┌──

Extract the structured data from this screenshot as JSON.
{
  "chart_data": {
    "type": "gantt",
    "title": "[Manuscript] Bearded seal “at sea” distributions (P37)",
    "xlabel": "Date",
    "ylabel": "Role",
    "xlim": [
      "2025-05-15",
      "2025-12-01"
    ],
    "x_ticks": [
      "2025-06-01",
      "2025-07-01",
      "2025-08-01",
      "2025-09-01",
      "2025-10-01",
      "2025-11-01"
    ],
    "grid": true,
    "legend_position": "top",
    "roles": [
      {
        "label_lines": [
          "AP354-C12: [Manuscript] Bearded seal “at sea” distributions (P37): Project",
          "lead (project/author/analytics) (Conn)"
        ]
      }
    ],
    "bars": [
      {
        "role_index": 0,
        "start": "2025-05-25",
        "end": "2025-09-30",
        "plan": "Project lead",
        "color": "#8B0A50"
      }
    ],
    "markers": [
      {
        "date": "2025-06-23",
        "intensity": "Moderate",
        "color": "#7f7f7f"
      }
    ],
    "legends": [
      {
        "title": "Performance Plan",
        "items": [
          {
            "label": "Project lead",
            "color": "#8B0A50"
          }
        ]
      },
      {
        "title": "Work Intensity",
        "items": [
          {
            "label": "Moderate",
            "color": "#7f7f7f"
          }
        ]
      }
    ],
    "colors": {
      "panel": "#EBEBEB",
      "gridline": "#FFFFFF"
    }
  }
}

└──
┌──

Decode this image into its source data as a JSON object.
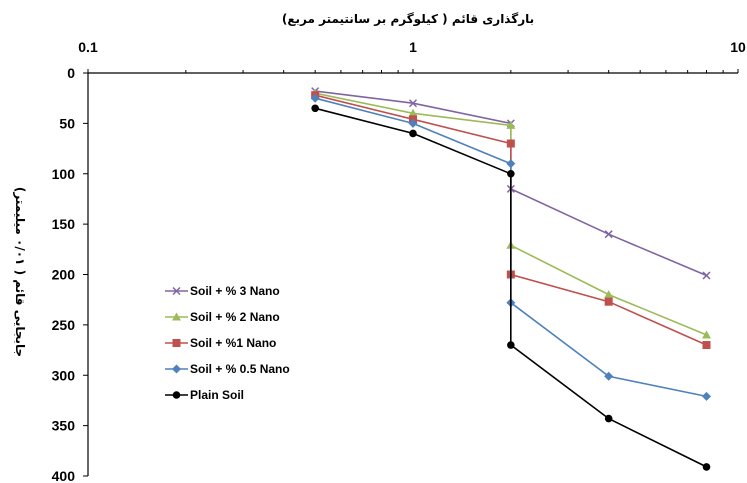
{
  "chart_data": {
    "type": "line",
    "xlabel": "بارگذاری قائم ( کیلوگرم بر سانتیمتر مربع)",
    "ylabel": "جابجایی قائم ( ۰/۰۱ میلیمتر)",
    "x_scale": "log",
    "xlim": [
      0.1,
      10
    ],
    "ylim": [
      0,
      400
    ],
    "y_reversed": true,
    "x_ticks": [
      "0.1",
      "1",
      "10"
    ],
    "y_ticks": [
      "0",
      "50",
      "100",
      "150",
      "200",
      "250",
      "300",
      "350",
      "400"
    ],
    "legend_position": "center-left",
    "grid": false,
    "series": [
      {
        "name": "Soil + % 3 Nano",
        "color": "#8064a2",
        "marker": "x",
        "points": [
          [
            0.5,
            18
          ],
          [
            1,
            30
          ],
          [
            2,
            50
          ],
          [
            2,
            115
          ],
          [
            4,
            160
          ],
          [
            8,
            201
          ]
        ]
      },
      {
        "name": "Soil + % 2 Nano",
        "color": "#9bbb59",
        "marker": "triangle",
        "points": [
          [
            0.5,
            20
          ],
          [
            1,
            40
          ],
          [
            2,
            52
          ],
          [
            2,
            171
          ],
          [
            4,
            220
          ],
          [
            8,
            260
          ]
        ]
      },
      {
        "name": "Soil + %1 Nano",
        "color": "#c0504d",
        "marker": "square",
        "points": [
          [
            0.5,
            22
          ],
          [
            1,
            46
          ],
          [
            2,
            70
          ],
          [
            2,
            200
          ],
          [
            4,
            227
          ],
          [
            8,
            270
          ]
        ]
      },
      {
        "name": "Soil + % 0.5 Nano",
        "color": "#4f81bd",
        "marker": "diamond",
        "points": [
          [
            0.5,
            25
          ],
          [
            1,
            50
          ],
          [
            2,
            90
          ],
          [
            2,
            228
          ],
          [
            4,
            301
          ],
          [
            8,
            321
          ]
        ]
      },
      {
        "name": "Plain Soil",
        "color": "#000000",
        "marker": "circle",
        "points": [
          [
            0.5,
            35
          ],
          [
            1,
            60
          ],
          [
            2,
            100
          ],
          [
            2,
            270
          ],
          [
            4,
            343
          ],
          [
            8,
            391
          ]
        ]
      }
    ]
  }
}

└──

WRITTEN EXERCISE: Copy each line of the records above that carries the word "ylabel".

COMPLETE ANSWER:
    "ylabel": "Role",
    "ylabel": "جابجایی قائم ( ۰/۰۱ میلیمتر)",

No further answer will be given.